--- Task requirements ---
State the number of lines below in which the word "学会鉴赏诗歌" appears. Nothing else belongs in the answer.

———

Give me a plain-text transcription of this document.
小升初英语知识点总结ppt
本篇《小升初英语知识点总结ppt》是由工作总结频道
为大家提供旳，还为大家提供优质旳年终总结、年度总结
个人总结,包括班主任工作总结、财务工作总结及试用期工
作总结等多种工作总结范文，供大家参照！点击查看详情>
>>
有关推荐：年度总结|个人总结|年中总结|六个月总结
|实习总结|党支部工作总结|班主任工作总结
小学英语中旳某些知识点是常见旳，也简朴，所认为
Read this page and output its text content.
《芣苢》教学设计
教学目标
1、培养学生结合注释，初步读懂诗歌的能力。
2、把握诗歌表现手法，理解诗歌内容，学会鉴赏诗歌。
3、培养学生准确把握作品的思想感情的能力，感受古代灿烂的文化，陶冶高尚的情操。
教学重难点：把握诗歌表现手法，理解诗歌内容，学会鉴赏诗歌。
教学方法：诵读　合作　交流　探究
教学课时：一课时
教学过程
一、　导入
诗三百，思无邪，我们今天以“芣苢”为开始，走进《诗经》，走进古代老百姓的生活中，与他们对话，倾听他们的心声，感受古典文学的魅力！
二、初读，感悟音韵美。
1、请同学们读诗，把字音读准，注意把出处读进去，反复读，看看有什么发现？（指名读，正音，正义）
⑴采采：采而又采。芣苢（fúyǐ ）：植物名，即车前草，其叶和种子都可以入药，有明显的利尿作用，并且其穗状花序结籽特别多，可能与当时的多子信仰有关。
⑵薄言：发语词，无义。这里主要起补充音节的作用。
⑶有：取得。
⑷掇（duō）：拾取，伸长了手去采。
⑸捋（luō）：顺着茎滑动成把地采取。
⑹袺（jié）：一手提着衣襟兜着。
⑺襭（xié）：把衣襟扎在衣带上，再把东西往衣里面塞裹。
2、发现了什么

———

--- Answer to this task ---
2